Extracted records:
'''
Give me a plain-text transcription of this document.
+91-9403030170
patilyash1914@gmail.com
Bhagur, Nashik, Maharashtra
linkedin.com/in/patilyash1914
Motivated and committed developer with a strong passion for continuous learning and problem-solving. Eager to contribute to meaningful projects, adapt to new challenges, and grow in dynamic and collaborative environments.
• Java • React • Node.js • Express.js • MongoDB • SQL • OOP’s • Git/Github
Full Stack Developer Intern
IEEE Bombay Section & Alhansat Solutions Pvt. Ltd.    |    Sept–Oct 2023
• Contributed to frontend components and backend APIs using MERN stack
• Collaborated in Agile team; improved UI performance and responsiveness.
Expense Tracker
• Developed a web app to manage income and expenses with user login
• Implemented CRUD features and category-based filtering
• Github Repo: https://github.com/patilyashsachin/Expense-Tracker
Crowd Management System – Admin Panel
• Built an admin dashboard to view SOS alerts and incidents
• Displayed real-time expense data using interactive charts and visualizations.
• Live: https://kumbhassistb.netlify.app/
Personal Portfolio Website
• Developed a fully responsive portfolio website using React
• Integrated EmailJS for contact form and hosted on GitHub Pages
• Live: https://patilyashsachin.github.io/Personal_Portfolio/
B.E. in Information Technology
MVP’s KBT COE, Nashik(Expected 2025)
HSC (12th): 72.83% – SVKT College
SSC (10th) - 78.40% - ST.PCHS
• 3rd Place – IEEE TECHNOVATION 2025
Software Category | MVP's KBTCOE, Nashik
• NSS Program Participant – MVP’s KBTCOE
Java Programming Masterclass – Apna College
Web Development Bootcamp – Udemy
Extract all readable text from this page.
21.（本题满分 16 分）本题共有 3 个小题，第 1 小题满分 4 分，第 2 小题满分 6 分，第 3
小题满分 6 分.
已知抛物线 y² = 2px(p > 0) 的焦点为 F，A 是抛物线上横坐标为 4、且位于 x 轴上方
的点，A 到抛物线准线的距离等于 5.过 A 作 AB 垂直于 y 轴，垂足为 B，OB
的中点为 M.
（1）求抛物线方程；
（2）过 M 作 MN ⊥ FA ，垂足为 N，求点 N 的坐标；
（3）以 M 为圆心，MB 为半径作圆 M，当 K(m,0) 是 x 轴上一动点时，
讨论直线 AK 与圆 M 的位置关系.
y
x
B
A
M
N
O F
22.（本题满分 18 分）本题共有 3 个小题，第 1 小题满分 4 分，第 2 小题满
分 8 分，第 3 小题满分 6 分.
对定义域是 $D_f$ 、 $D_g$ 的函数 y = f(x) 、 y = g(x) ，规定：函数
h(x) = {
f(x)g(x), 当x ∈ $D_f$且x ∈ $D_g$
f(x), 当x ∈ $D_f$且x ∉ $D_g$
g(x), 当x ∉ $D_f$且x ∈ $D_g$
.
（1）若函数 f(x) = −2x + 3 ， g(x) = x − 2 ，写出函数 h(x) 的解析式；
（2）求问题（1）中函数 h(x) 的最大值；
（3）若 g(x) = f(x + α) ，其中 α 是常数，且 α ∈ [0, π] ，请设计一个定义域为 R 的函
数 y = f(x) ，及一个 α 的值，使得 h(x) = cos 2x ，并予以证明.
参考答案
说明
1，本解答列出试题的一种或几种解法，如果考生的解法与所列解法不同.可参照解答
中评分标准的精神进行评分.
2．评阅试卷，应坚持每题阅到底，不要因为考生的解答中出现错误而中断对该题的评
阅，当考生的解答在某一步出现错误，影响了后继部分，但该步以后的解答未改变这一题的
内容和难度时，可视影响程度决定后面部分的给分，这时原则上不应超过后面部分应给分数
'''
Requirements: Among the lines of the data, identify those with the word "Java". Copy each of them.

Answer to the problem:
• Java • React • Node.js • Express.js • MongoDB • SQL • OOP’s • Git/Github
Java Programming Masterclass – Apna College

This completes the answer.